- _TASK_
Go through the lines below. Copy those with "this".
....
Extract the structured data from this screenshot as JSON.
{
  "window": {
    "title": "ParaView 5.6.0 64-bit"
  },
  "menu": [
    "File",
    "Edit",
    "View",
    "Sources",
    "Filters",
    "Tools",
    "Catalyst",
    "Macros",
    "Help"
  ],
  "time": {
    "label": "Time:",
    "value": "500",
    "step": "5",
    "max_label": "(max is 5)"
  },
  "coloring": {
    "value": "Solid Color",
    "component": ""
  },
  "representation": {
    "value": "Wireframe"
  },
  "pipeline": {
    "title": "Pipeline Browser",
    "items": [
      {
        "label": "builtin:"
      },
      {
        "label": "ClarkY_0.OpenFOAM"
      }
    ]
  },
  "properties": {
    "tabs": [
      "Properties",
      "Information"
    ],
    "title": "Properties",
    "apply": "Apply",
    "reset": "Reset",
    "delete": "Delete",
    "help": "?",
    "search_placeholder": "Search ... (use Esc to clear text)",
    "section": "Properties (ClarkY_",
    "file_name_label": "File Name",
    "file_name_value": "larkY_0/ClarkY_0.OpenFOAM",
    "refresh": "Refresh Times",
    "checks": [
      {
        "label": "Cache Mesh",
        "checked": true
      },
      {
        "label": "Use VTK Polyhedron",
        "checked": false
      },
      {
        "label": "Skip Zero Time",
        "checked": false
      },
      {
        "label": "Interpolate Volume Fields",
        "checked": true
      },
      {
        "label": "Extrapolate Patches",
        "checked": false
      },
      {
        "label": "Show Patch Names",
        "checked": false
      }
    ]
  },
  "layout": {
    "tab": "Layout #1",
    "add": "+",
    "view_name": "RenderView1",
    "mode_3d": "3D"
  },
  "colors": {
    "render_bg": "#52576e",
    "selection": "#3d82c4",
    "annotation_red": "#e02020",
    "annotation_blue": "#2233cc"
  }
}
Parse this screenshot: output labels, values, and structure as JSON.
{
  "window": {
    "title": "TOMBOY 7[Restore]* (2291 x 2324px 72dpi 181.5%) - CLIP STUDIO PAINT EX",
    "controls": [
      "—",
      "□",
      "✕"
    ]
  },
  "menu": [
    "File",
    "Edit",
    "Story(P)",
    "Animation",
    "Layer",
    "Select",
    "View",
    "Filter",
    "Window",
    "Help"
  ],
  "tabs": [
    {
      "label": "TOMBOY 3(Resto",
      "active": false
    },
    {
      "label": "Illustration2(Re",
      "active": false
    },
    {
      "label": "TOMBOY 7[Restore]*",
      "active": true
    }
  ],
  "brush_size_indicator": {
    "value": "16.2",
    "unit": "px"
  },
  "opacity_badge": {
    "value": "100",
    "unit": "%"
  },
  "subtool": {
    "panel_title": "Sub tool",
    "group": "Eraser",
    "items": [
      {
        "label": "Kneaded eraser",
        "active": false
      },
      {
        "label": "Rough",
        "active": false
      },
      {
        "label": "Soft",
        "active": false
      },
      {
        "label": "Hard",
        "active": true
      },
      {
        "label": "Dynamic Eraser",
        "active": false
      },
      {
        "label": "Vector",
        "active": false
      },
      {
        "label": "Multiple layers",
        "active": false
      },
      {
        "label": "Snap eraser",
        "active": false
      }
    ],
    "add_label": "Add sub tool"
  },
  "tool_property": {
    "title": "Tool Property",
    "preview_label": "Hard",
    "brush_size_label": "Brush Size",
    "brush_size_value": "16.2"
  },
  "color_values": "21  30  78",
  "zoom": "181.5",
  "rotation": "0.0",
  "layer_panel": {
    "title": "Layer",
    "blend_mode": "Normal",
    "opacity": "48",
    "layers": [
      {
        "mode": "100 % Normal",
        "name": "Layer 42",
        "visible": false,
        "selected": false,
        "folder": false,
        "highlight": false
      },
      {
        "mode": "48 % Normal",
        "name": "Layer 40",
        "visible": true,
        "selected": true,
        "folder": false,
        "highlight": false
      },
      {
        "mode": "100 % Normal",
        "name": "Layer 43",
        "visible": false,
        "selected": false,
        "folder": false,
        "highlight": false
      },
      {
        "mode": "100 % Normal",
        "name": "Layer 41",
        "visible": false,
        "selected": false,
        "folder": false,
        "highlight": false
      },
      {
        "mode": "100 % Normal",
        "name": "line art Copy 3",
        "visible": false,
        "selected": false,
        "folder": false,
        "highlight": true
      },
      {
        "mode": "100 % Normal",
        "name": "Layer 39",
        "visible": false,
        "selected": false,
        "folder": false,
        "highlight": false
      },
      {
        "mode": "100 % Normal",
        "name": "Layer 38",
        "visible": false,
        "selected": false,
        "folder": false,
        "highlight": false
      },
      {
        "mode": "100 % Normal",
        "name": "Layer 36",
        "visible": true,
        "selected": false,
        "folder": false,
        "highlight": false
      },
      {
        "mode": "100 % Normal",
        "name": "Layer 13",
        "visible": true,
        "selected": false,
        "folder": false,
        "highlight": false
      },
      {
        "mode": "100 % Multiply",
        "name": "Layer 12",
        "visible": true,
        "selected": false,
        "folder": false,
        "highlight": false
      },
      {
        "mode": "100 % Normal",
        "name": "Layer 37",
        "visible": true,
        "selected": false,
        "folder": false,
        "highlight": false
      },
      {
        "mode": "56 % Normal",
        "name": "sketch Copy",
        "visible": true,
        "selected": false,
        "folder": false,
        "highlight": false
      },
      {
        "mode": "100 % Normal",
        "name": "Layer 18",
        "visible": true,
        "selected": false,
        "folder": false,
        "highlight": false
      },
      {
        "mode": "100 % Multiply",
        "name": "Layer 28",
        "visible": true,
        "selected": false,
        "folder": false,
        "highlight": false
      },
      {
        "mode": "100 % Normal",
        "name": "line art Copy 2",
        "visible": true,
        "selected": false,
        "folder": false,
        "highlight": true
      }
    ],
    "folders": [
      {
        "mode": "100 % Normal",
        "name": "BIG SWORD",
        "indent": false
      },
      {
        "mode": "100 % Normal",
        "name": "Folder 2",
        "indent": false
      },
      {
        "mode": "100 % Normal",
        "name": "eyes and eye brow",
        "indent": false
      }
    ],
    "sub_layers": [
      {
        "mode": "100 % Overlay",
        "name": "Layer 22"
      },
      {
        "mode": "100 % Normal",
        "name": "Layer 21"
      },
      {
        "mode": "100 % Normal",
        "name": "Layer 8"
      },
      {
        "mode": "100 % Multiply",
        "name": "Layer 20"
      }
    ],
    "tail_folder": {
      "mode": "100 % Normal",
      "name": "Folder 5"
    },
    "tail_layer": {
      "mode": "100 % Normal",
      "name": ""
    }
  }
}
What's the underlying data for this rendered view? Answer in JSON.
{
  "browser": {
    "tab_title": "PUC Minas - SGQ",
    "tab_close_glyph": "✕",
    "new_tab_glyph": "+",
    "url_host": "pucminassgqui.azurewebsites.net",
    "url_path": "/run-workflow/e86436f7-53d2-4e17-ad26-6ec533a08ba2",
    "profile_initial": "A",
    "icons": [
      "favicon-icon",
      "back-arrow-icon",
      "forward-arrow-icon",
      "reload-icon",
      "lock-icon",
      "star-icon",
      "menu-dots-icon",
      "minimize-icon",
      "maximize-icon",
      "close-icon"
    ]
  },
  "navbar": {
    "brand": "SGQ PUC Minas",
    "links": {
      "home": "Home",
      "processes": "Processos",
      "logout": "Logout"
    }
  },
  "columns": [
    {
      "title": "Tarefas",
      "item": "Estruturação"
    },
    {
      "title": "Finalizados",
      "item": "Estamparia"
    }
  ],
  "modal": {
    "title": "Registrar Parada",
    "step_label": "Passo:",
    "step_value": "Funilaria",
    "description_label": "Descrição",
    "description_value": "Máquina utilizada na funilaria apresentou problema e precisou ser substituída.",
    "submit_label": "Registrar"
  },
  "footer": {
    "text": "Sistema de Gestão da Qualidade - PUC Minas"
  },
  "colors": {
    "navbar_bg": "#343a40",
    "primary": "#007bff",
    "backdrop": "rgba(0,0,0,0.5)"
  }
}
....
- _CORRECT RESPONSE_
Extract the structured data from this screenshot as JSON.
Parse this screenshot: output labels, values, and structure as JSON.
What's the underlying data for this rendered view? Answer in JSON.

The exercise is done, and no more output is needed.